◆ OBJECTIVE ◆
Examine the records and identify each line that includes the string "title". Copy those lines.

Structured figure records

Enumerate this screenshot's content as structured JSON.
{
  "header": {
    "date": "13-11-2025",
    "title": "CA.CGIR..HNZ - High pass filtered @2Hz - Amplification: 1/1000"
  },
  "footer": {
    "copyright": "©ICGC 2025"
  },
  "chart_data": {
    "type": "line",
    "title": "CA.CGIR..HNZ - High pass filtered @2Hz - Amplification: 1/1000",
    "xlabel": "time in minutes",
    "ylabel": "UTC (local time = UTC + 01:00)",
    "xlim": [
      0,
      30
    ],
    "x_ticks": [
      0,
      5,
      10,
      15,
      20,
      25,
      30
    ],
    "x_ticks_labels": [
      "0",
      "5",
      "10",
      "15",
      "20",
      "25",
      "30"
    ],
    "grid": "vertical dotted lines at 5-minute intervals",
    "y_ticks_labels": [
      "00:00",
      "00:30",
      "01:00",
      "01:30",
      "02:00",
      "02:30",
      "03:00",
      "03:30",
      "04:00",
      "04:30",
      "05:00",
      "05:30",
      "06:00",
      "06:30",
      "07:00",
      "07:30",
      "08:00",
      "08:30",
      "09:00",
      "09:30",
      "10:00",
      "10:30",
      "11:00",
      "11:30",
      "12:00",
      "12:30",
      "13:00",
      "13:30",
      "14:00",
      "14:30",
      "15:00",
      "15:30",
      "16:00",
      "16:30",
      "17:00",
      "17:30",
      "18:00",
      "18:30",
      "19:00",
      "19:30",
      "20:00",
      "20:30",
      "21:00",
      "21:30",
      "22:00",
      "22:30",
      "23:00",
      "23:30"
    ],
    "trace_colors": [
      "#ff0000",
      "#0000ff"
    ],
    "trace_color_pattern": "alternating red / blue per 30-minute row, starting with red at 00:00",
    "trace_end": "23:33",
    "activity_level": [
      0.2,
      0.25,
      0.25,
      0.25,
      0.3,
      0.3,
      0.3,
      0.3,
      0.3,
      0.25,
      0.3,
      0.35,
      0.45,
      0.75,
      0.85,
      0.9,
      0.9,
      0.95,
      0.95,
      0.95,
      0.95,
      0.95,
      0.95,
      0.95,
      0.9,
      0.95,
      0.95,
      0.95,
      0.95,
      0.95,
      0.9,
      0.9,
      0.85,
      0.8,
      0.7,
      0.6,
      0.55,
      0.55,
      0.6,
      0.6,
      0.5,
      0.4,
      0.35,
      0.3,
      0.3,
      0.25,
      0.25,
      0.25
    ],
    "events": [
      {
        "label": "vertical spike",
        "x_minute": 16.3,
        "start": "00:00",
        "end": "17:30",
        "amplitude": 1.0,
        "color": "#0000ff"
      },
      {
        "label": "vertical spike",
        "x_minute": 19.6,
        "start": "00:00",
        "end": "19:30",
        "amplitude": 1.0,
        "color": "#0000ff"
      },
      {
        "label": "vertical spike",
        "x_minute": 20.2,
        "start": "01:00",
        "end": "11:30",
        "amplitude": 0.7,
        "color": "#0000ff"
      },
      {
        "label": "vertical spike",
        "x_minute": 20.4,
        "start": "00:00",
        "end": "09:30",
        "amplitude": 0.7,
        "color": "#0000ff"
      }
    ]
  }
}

◆ FULL OUTPUT ◆
    "title": "CA.CGIR..HNZ - High pass filtered @2Hz - Amplification: 1/1000"
    "title": "CA.CGIR..HNZ - High pass filtered @2Hz - Amplification: 1/1000",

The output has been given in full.